• [Parts of the exercise]
**1.** Copy the note on Yahoo Finance history limits in full, word for word.
**2.** Repeat, without any change, only the part of the rows that opens with the line containing "446, 312, 474]" and closes with the line containing "369, 1017, 382]", with both of those lines included.

* Start Text segment *

This pipeline uses Yahoo Finance data via yfinance, which imposes hard history limits on intraday data:

Frequency	Max history available
`1m`	~7 days
`5m`, `10m`	~60 days
`1h`	~730 days (2 years)
`1d`	Up to 10 years (or full listing history)

Practical implications:

Intraday results (1m, 5m, 10m) are prototype-grade — small sample sizes mean high variance in OOS metrics.
Daily results are the most reliable for drawing conclusions.
For publication-grade intraday analysis, a commercial data source (e.g. Polygon, Refinitiv, Bloomberg) is needed.

Project Structure

.

* End Text segment *
* Start Task inputs *

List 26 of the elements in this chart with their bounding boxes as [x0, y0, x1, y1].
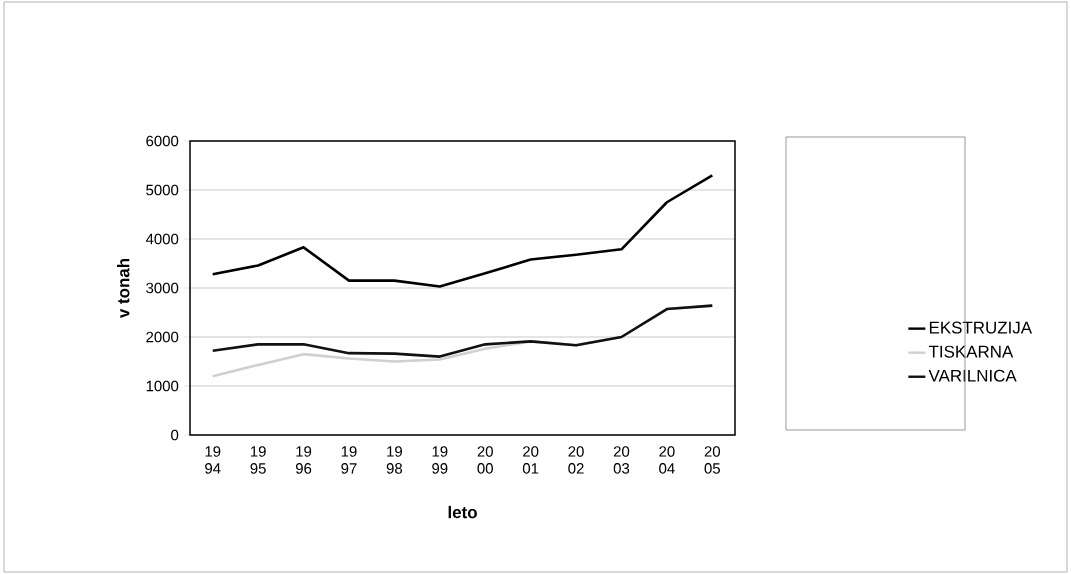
x-tick-label: 19 96	[295, 446, 312, 474]
x-tick-label: 20 03	[613, 446, 630, 474]
y-tick-label: 1000	[146, 380, 179, 392]
y-axis-title: v tonah	[116, 258, 130, 319]
x-tick-label: 19 99	[432, 446, 448, 474]
y-tick-label: 2000	[146, 331, 179, 343]
line-series	[211, 304, 714, 358]
legend-label: VARILNICA	[928, 369, 1017, 382]
y-tick-label: 4000	[145, 233, 179, 245]
x-tick-label: 20 02	[568, 446, 584, 474]
x-tick-label: 20 00	[477, 446, 493, 474]
line-series	[211, 174, 714, 288]
x-tick-label: 19 97	[341, 446, 357, 474]
x-tick-label: 20 05	[704, 446, 721, 474]
x-tick-label: 19 94	[205, 446, 221, 474]
y-tick-label: 6000	[146, 135, 179, 147]
legend-label: TISKARNA	[928, 345, 1014, 358]
y-tick-label: 3000	[146, 282, 179, 294]
x-tick-label: 20 01	[522, 446, 539, 474]
x-tick-label: 19 98	[386, 446, 403, 474]
y-tick-label: 0	[171, 429, 179, 441]
y-tick-label: 5000	[146, 184, 179, 196]
x-tick-label: 20 04	[659, 446, 675, 474]
x-axis-title: leto	[448, 505, 477, 519]
x-tick-label: 19 95	[250, 446, 266, 474]
legend-label: EKSTRUZIJA	[929, 321, 1033, 334]
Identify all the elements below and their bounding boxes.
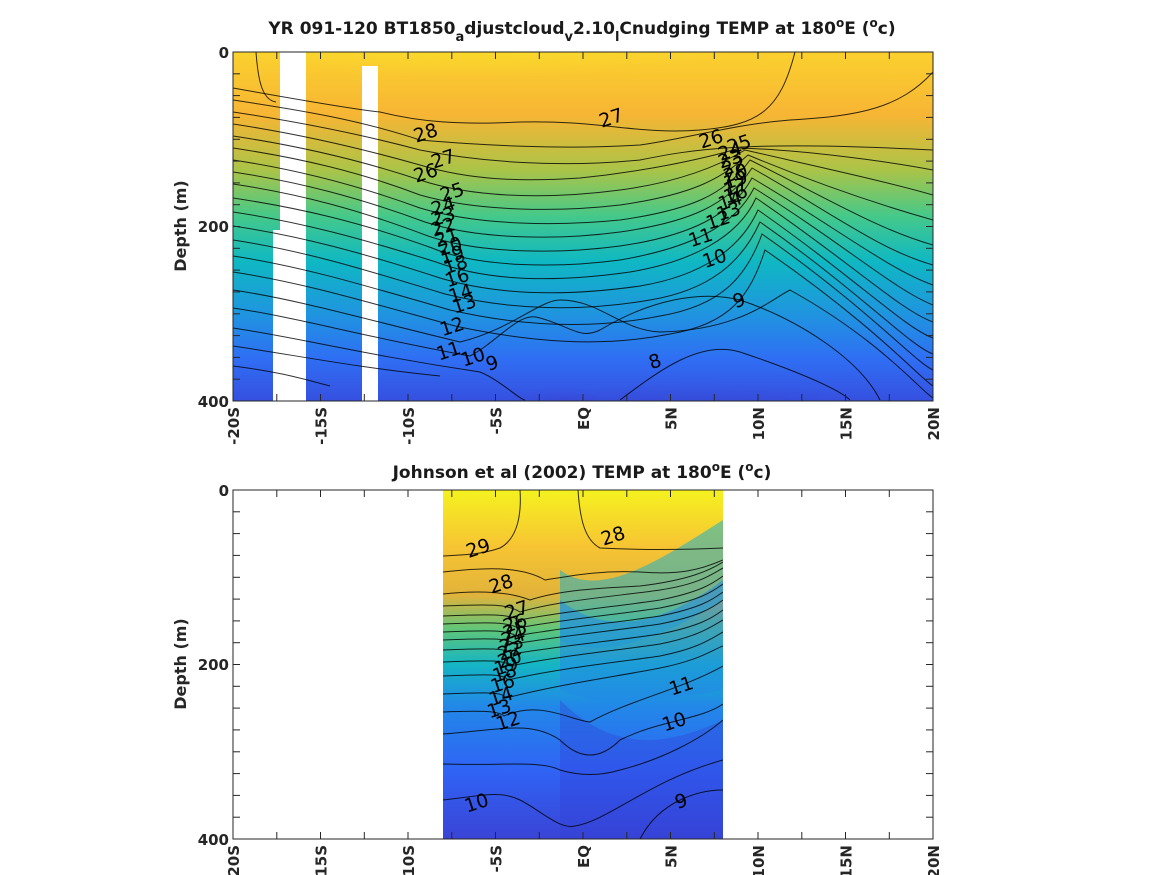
top-x-tick-labels: -20S -15S -10S -5S EQ 5N 10N 15N 20N <box>225 407 943 445</box>
bottom-xtick-label: 15N <box>838 845 856 875</box>
top-ytick-0: 0 <box>219 44 229 62</box>
top-ytick-400: 400 <box>198 393 229 411</box>
top-xtick-label: -10S <box>400 407 418 445</box>
top-xtick-label: -15S <box>313 407 331 445</box>
top-xtick-label: 10N <box>750 407 768 440</box>
bottom-xtick-label: 5N <box>663 845 681 868</box>
bottom-x-tick-labels: -20S -15S -10S -5S EQ 5N 10N 15N 20N <box>225 845 943 875</box>
top-contour-lines <box>233 52 933 401</box>
top-xtick-label: 5N <box>663 407 681 430</box>
top-panel: YR 091-120 BT1850adjustcloudv2.10lCnudgi… <box>171 16 943 445</box>
bottom-tick-marks <box>232 489 934 840</box>
top-ytick-200: 200 <box>198 218 229 236</box>
bottom-panel: Johnson et al (2002) TEMP at 180oE (oc) <box>171 460 943 875</box>
top-xtick-label: EQ <box>575 407 593 430</box>
bottom-xtick-label: EQ <box>575 845 593 868</box>
bottom-ytick-200: 200 <box>198 656 229 674</box>
bottom-y-axis-label: Depth (m) <box>171 618 190 710</box>
top-chart-title: YR 091-120 BT1850adjustcloudv2.10lCnudgi… <box>267 16 895 45</box>
top-heatmap: 2827262524232221201918161413121110927262… <box>233 52 933 401</box>
top-xtick-label: -5S <box>488 407 506 434</box>
top-tick-marks <box>232 51 934 402</box>
bottom-ytick-400: 400 <box>198 831 229 849</box>
bottom-xtick-label: -10S <box>400 845 418 875</box>
bottom-ytick-0: 0 <box>219 482 229 500</box>
bottom-chart-title: Johnson et al (2002) TEMP at 180oE (oc) <box>392 460 772 483</box>
top-xtick-label: -20S <box>225 407 243 445</box>
bottom-xtick-label: 20N <box>925 845 943 875</box>
bottom-xtick-label: 10N <box>750 845 768 875</box>
bottom-contour-lines <box>443 490 723 839</box>
top-y-axis-label: Depth (m) <box>171 180 190 272</box>
top-xtick-label: 20N <box>925 407 943 440</box>
bottom-xtick-label: -15S <box>313 845 331 875</box>
bottom-xtick-label: -20S <box>225 845 243 875</box>
bottom-xtick-label: -5S <box>488 845 506 872</box>
top-xtick-label: 15N <box>838 407 856 440</box>
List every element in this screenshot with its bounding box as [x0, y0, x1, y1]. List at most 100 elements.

* End Task inputs *

• [Worked solutions]
**1.**
This pipeline uses Yahoo Finance data via yfinance, which imposes hard history limits on intraday data:

Frequency	Max history available
`1m`	~7 days
`5m`, `10m`	~60 days
`1h`	~730 days (2 years)
`1d`	Up to 10 years (or full listing history)

Practical implications:

Intraday results (1m, 5m, 10m) are prototype-grade — small sample sizes mean high variance in OOS metrics.
Daily results are the most reliable for drawing conclusions.
For publication-grade intraday analysis, a commercial data source (e.g. Polygon, Refinitiv, Bloomberg) is needed.

Project Structure

.

**2.**
x-tick-label: 19 96	[295, 446, 312, 474]
x-tick-label: 20 03	[613, 446, 630, 474]
y-tick-label: 1000	[146, 380, 179, 392]
y-axis-title: v tonah	[116, 258, 130, 319]
x-tick-label: 19 99	[432, 446, 448, 474]
y-tick-label: 2000	[146, 331, 179, 343]
line-series	[211, 304, 714, 358]
legend-label: VARILNICA	[928, 369, 1017, 382]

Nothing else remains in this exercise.